WHAT TO PRODUCE:
Determine the number of lines where "муниципальных" occurs and reply with that number by itself.

******

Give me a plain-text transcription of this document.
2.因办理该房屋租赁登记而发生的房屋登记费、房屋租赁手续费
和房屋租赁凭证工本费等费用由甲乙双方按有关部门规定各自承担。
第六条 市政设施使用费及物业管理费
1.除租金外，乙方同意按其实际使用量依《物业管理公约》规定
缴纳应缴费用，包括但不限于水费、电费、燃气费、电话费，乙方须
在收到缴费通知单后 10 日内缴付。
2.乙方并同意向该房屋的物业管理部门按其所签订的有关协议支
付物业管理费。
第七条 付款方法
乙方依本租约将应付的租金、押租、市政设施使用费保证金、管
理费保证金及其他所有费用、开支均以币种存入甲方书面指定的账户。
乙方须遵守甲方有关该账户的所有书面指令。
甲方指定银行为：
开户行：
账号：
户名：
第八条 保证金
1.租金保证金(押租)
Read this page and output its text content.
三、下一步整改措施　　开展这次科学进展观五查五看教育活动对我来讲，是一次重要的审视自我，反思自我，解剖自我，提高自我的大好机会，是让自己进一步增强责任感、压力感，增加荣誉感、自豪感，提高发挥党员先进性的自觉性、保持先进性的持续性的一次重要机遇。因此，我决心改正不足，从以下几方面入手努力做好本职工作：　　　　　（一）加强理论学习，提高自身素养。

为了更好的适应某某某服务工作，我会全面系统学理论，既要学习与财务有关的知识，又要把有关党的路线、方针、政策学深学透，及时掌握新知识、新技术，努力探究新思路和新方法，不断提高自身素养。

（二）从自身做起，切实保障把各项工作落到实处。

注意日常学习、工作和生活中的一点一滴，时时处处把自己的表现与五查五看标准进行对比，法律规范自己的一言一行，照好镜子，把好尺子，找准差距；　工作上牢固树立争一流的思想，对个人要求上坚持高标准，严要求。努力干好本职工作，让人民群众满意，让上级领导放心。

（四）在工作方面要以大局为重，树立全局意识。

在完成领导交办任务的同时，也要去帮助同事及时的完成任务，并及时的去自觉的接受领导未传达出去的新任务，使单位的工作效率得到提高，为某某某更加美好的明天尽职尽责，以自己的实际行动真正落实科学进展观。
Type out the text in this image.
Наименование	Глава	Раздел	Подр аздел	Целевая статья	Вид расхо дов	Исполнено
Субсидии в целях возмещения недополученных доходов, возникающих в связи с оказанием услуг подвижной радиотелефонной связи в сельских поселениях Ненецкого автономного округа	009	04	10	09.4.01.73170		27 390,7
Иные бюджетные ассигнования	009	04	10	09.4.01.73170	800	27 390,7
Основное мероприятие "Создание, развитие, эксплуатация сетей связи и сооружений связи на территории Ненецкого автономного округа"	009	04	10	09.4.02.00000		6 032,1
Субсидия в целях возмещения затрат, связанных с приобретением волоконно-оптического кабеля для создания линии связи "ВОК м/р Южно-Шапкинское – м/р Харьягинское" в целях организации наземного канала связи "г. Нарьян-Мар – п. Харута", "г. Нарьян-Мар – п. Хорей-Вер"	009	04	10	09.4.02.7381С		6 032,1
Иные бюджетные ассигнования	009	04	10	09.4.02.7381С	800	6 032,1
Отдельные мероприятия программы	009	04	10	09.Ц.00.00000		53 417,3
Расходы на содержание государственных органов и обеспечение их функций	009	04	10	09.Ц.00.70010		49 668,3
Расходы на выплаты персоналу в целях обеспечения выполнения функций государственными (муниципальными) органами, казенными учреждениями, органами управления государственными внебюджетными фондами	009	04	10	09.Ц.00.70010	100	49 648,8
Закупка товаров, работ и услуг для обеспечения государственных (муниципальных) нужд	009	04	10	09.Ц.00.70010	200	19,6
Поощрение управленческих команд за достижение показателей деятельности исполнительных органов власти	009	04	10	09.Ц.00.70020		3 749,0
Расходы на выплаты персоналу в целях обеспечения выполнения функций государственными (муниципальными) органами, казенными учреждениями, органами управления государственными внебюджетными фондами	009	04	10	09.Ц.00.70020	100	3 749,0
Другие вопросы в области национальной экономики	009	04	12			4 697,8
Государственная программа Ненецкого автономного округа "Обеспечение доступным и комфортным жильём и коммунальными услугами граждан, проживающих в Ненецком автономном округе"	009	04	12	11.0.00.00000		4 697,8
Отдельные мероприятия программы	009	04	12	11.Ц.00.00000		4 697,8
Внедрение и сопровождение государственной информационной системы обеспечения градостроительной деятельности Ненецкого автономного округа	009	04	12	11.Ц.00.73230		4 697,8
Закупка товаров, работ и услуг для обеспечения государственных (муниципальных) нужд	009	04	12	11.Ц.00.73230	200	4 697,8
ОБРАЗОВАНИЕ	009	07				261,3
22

******

COMPLETE OUTPUT:
2